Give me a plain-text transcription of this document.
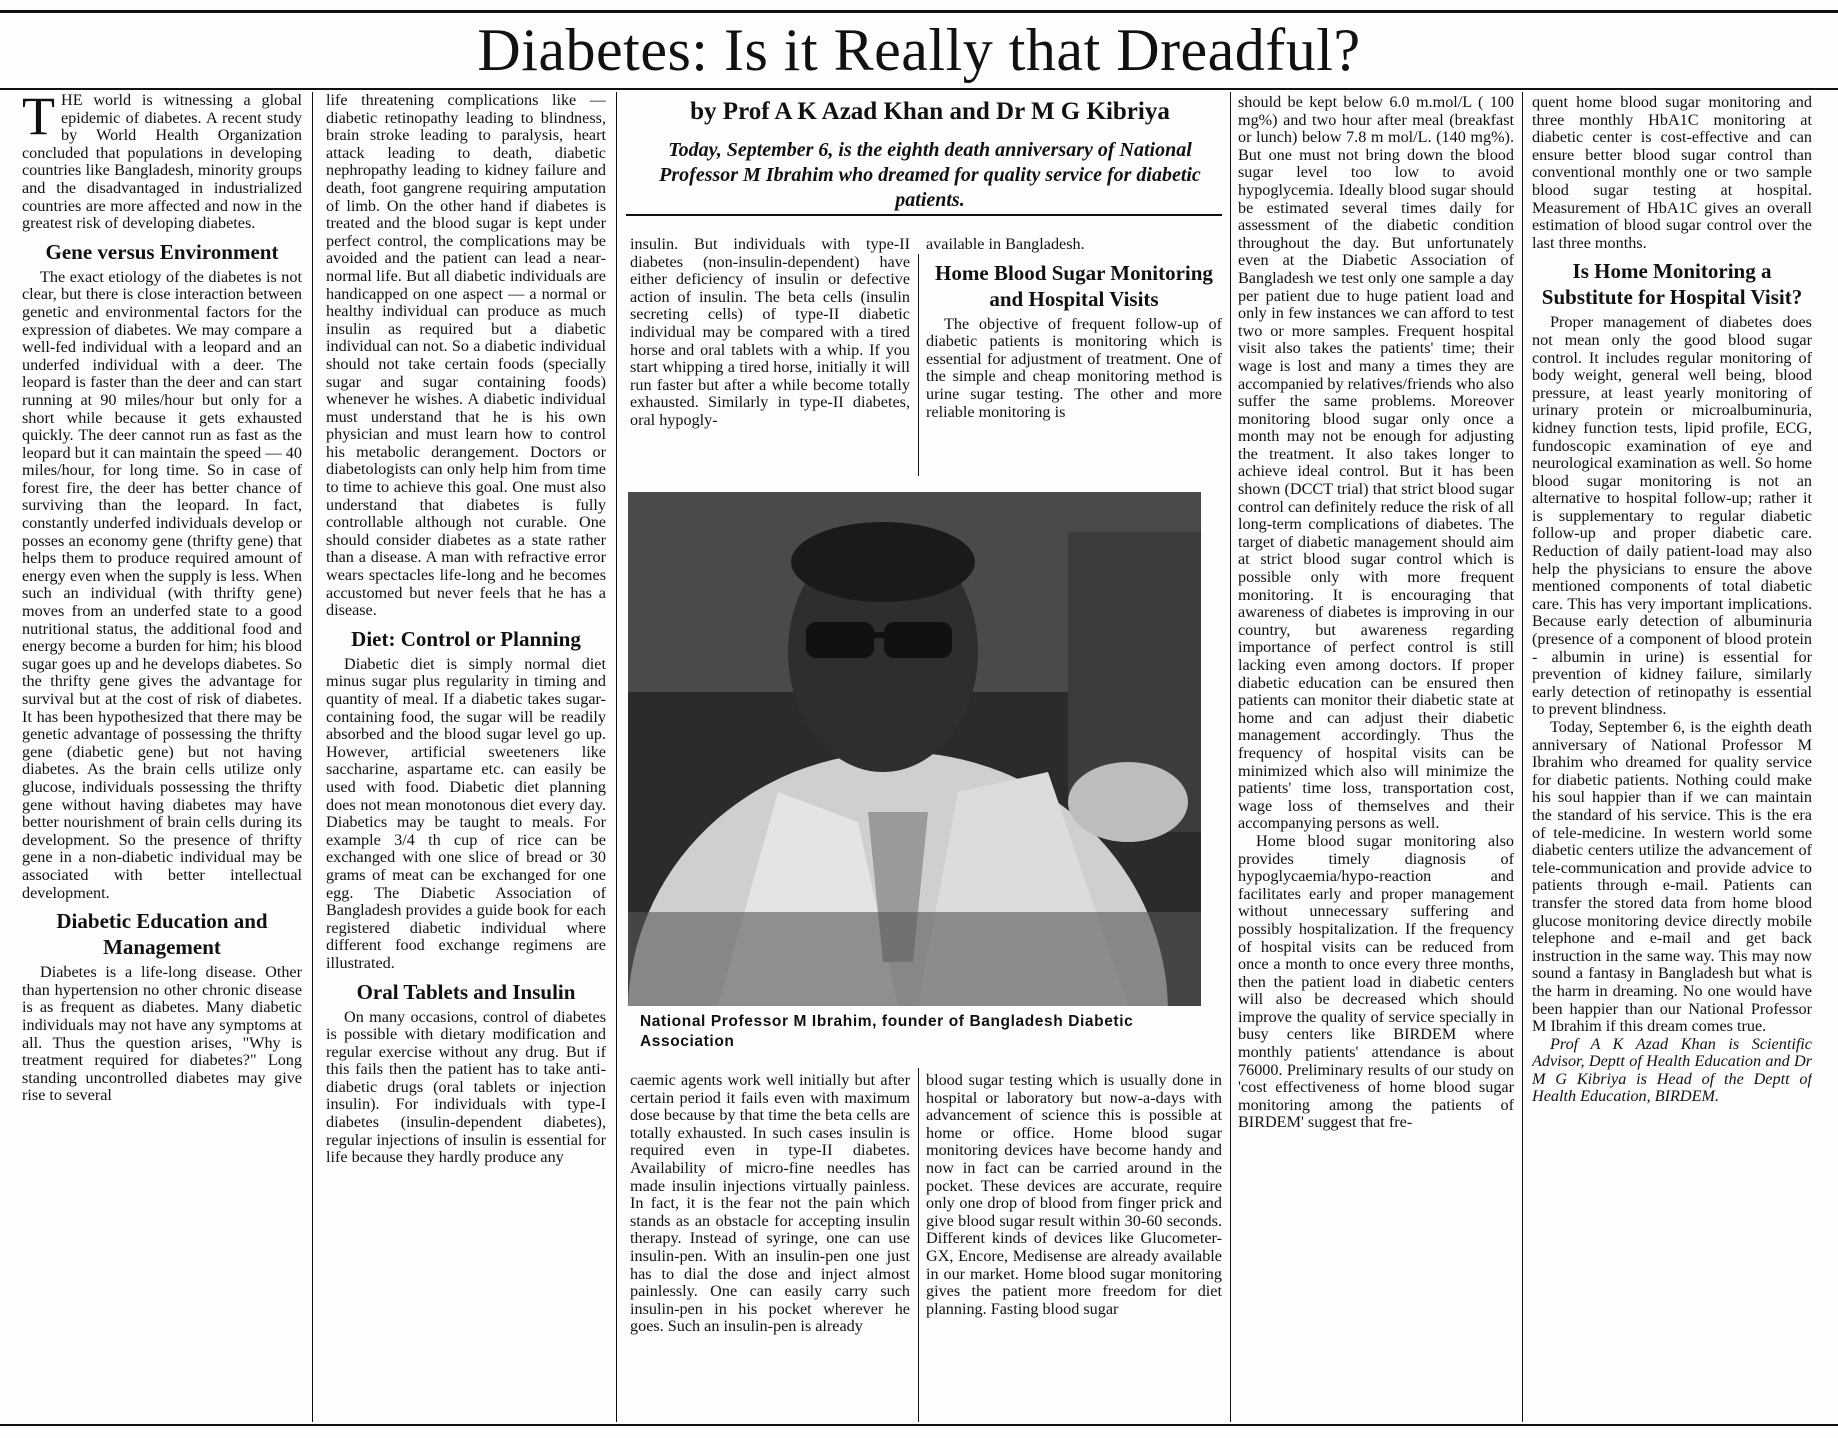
Diabetes: Is it Really that Dreadful?

THE world is witnessing a global epidemic of diabetes. A recent study by World Health Organization concluded that populations in developing countries like Bangladesh, minority groups and the disadvantaged in industrialized countries are more affected and now in the greatest risk of developing diabetes.

Gene versus Environment

The exact etiology of the diabetes is not clear, but there is close interaction between genetic and environmental factors for the expression of diabetes. We may compare a well-fed individual with a leopard and an underfed individual with a deer. The leopard is faster than the deer and can start running at 90 miles/hour but only for a short while because it gets exhausted quickly. The deer cannot run as fast as the leopard but it can maintain the speed — 40 miles/hour, for long time. So in case of forest fire, the deer has better chance of surviving than the leopard. In fact, constantly underfed individuals develop or posses an economy gene (thrifty gene) that helps them to produce required amount of energy even when the supply is less. When such an individual (with thrifty gene) moves from an underfed state to a good nutritional status, the additional food and energy become a burden for him; his blood sugar goes up and he develops diabetes. So the thrifty gene gives the advantage for survival but at the cost of risk of diabetes. It has been hypothesized that there may be genetic advantage of possessing the thrifty gene (diabetic gene) but not having diabetes. As the brain cells utilize only glucose, individuals possessing the thrifty gene without having diabetes may have better nourishment of brain cells during its development. So the presence of thrifty gene in a non-diabetic individual may be associated with better intellectual development.

Diabetic Education and Management

Diabetes is a life-long disease. Other than hypertension no other chronic disease is as frequent as diabetes. Many diabetic individuals may not have any symptoms at all. Thus the question arises, "Why is treatment required for diabetes?" Long standing uncontrolled diabetes may give rise to several

life threatening complications like — diabetic retinopathy leading to blindness, brain stroke leading to paralysis, heart attack leading to death, diabetic nephropathy leading to kidney failure and death, foot gangrene requiring amputation of limb. On the other hand if diabetes is treated and the blood sugar is kept under perfect control, the complications may be avoided and the patient can lead a near-normal life. But all diabetic individuals are handicapped on one aspect — a normal or healthy individual can produce as much insulin as required but a diabetic individual can not. So a diabetic individual should not take certain foods (specially sugar and sugar containing foods) whenever he wishes. A diabetic individual must understand that he is his own physician and must learn how to control his metabolic derangement. Doctors or diabetologists can only help him from time to time to achieve this goal. One must also understand that diabetes is fully controllable although not curable. One should consider diabetes as a state rather than a disease. A man with refractive error wears spectacles life-long and he becomes accustomed but never feels that he has a disease.

Diet: Control or Planning

Diabetic diet is simply normal diet minus sugar plus regularity in timing and quantity of meal. If a diabetic takes sugar-containing food, the sugar will be readily absorbed and the blood sugar level go up. However, artificial sweeteners like saccharine, aspartame etc. can easily be used with food. Diabetic diet planning does not mean monotonous diet every day. Diabetics may be taught to meals. For example 3/4 th cup of rice can be exchanged with one slice of bread or 30 grams of meat can be exchanged for one egg. The Diabetic Association of Bangladesh provides a guide book for each registered diabetic individual where different food exchange regimens are illustrated.

Oral Tablets and Insulin

On many occasions, control of diabetes is possible with dietary modification and regular exercise without any drug. But if this fails then the patient has to take anti-diabetic drugs (oral tablets or injection insulin). For individuals with type-I diabetes (insulin-dependent diabetes), regular injections of insulin is essential for life because they hardly produce any

by Prof A K Azad Khan and Dr M G Kibriya
Today, September 6, is the eighth death anniversary of National Professor M Ibrahim who dreamed for quality service for diabetic patients.

insulin. But individuals with type-II diabetes (non-insulin-dependent) have either deficiency of insulin or defective action of insulin. The beta cells (insulin secreting cells) of type-II diabetic individual may be compared with a tired horse and oral tablets with a whip. If you start whipping a tired horse, initially it will run faster but after a while become totally exhausted. Similarly in type-II diabetes, oral hypogly-

caemic agents work well initially but after certain period it fails even with maximum dose because by that time the beta cells are totally exhausted. In such cases insulin is required even in type-II diabetes. Availability of micro-fine needles has made insulin injections virtually painless. In fact, it is the fear not the pain which stands as an obstacle for accepting insulin therapy. Instead of syringe, one can use insulin-pen. With an insulin-pen one just has to dial the dose and inject almost painlessly. One can easily carry such insulin-pen in his pocket wherever he goes. Such an insulin-pen is already

available in Bangladesh.

Home Blood Sugar Monitoring and Hospital Visits

The objective of frequent follow-up of diabetic patients is monitoring which is essential for adjustment of treatment. One of the simple and cheap monitoring method is urine sugar testing. The other and more reliable monitoring is

blood sugar testing which is usually done in hospital or laboratory but now-a-days with advancement of science this is possible at home or office. Home blood sugar monitoring devices have become handy and now in fact can be carried around in the pocket. These devices are accurate, require only one drop of blood from finger prick and give blood sugar result within 30-60 seconds. Different kinds of devices like Glucometer-GX, Encore, Medisense are already available in our market. Home blood sugar monitoring gives the patient more freedom for diet planning. Fasting blood sugar

National Professor M Ibrahim, founder of Bangladesh Diabetic Association

should be kept below 6.0 m.mol/L ( 100 mg%) and two hour after meal (breakfast or lunch) below 7.8 m mol/L. (140 mg%). But one must not bring down the blood sugar level too low to avoid hypoglycemia. Ideally blood sugar should be estimated several times daily for assessment of the diabetic condition throughout the day. But unfortunately even at the Diabetic Association of Bangladesh we test only one sample a day per patient due to huge patient load and only in few instances we can afford to test two or more samples. Frequent hospital visit also takes the patients' time; their wage is lost and many a times they are accompanied by relatives/friends who also suffer the same problems. Moreover monitoring blood sugar only once a month may not be enough for adjusting the treatment. It also takes longer to achieve ideal control. But it has been shown (DCCT trial) that strict blood sugar control can definitely reduce the risk of all long-term complications of diabetes. The target of diabetic management should aim at strict blood sugar control which is possible only with more frequent monitoring. It is encouraging that awareness of diabetes is improving in our country, but awareness regarding importance of perfect control is still lacking even among doctors. If proper diabetic education can be ensured then patients can monitor their diabetic state at home and can adjust their diabetic management accordingly. Thus the frequency of hospital visits can be minimized which also will minimize the patients' time loss, transportation cost, wage loss of themselves and their accompanying persons as well.

Home blood sugar monitoring also provides timely diagnosis of hypoglycaemia/hypo-reaction and facilitates early and proper management without unnecessary suffering and possibly hospitalization. If the frequency of hospital visits can be reduced from once a month to once every three months, then the patient load in diabetic centers will also be decreased which should improve the quality of service specially in busy centers like BIRDEM where monthly patients' attendance is about 76000. Preliminary results of our study on 'cost effectiveness of home blood sugar monitoring among the patients of BIRDEM' suggest that fre-

quent home blood sugar monitoring and three monthly HbA1C monitoring at diabetic center is cost-effective and can ensure better blood sugar control than conventional monthly one or two sample blood sugar testing at hospital. Measurement of HbA1C gives an overall estimation of blood sugar control over the last three months.

Is Home Monitoring a Substitute for Hospital Visit?

Proper management of diabetes does not mean only the good blood sugar control. It includes regular monitoring of body weight, general well being, blood pressure, at least yearly monitoring of urinary protein or microalbuminuria, kidney function tests, lipid profile, ECG, fundoscopic examination of eye and neurological examination as well. So home blood sugar monitoring is not an alternative to hospital follow-up; rather it is supplementary to regular diabetic follow-up and proper diabetic care. Reduction of daily patient-load may also help the physicians to ensure the above mentioned components of total diabetic care. This has very important implications. Because early detection of albuminuria (presence of a component of blood protein - albumin in urine) is essential for prevention of kidney failure, similarly early detection of retinopathy is essential to prevent blindness.

Today, September 6, is the eighth death anniversary of National Professor M Ibrahim who dreamed for quality service for diabetic patients. Nothing could make his soul happier than if we can maintain the standard of his service. This is the era of tele-medicine. In western world some diabetic centers utilize the advancement of tele-communication and provide advice to patients through e-mail. Patients can transfer the stored data from home blood glucose monitoring device directly mobile telephone and e-mail and get back instruction in the same way. This may now sound a fantasy in Bangladesh but what is the harm in dreaming. No one would have been happier than our National Professor M Ibrahim if this dream comes true.

Prof A K Azad Khan is Scientific Advisor, Deptt of Health Education and Dr M G Kibriya is Head of the Deptt of Health Education, BIRDEM.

## [TASK DETAILS]
Look over the material and return every line where the word "Kibriya" is found.

## [WRITTEN RESPONSE]
by Prof A K Azad Khan and Dr M G Kibriya
Prof A K Azad Khan is Scientific Advisor, Deptt of Health Education and Dr M G Kibriya is Head of the Deptt of Health Education, BIRDEM.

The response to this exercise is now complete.